• Data entries:
* START *
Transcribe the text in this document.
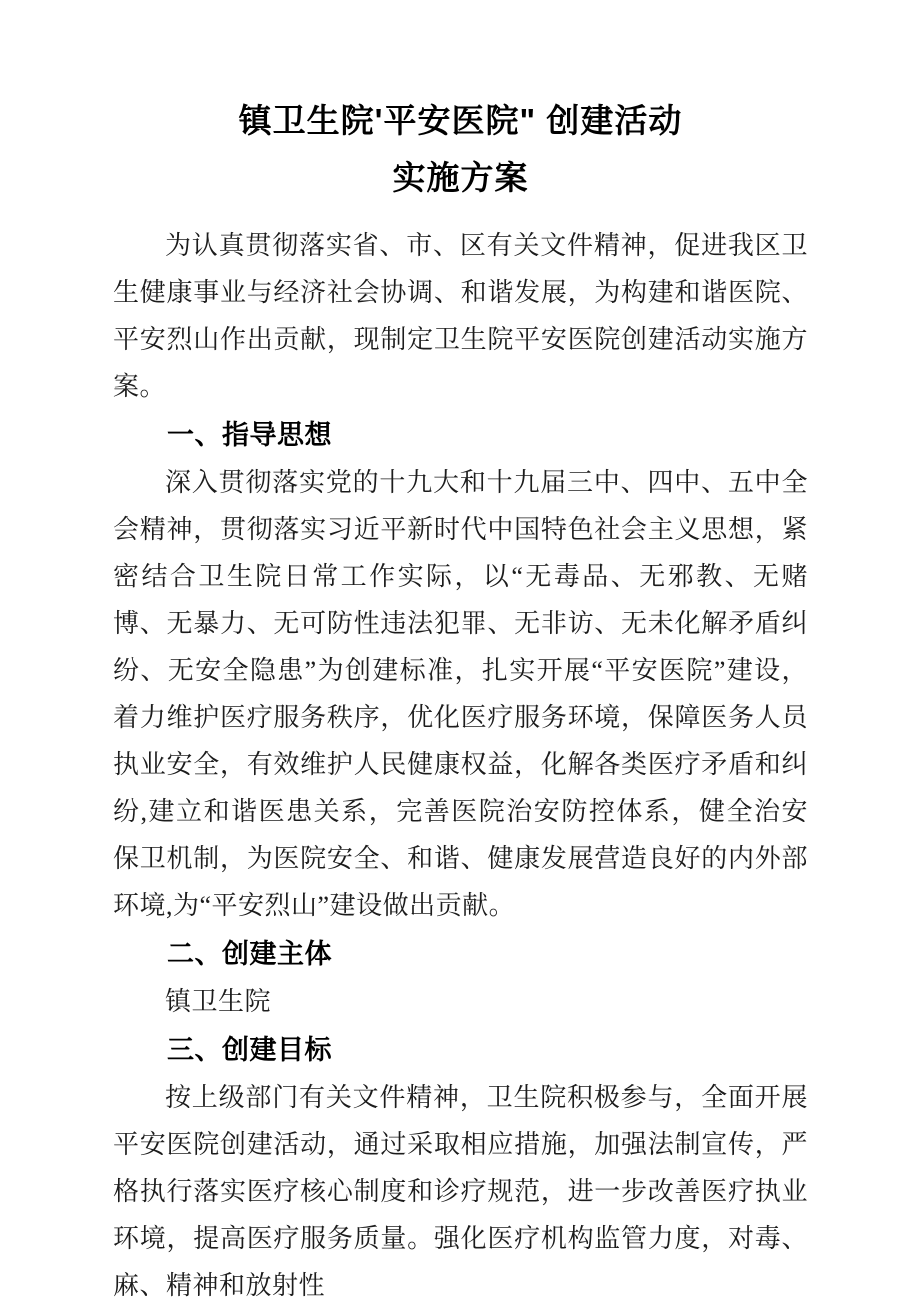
镇卫生院'平安医院" 创建活动
实施方案

为认真贯彻落实省、市、区有关文件精神，促进我区卫生健康事业与经济社会协调、和谐发展，为构建和谐医院、平安烈山作出贡献，现制定卫生院平安医院创建活动实施方案。

一、指导思想

深入贯彻落实党的十九大和十九届三中、四中、五中全会精神，贯彻落实习近平新时代中国特色社会主义思想，紧密结合卫生院日常工作实际，以“无毒品、无邪教、无赌博、无暴力、无可防性违法犯罪、无非访、无未化解矛盾纠纷、无安全隐患”为创建标准，扎实开展“平安医院”建设，着力维护医疗服务秩序，优化医疗服务环境，保障医务人员执业安全，有效维护人民健康权益，化解各类医疗矛盾和纠纷,建立和谐医患关系，完善医院治安防控体系，健全治安保卫机制，为医院安全、和谐、健康发展营造良好的内外部环境,为“平安烈山”建设做出贡献。

二、创建主体

镇卫生院

三、创建目标

按上级部门有关文件精神，卫生院积极参与，全面开展平安医院创建活动，通过采取相应措施，加强法制宣传，严格执行落实医疗核心制度和诊疗规范，进一步改善医疗执业环境，提高医疗服务质量。强化医疗机构监管力度，对毒、麻、精神和放射性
* END *
• Problem to solve:
Print the listing above in full, exactly as written. Omit any pictures.

• Result of the task:
Transcribe the text in this document.
镇卫生院'平安医院" 创建活动
实施方案

为认真贯彻落实省、市、区有关文件精神，促进我区卫生健康事业与经济社会协调、和谐发展，为构建和谐医院、平安烈山作出贡献，现制定卫生院平安医院创建活动实施方案。

一、指导思想

深入贯彻落实党的十九大和十九届三中、四中、五中全会精神，贯彻落实习近平新时代中国特色社会主义思想，紧密结合卫生院日常工作实际，以“无毒品、无邪教、无赌博、无暴力、无可防性违法犯罪、无非访、无未化解矛盾纠纷、无安全隐患”为创建标准，扎实开展“平安医院”建设，着力维护医疗服务秩序，优化医疗服务环境，保障医务人员执业安全，有效维护人民健康权益，化解各类医疗矛盾和纠纷,建立和谐医患关系，完善医院治安防控体系，健全治安保卫机制，为医院安全、和谐、健康发展营造良好的内外部环境,为“平安烈山”建设做出贡献。

二、创建主体

镇卫生院

三、创建目标

按上级部门有关文件精神，卫生院积极参与，全面开展平安医院创建活动，通过采取相应措施，加强法制宣传，严格执行落实医疗核心制度和诊疗规范，进一步改善医疗执业环境，提高医疗服务质量。强化医疗机构监管力度，对毒、麻、精神和放射性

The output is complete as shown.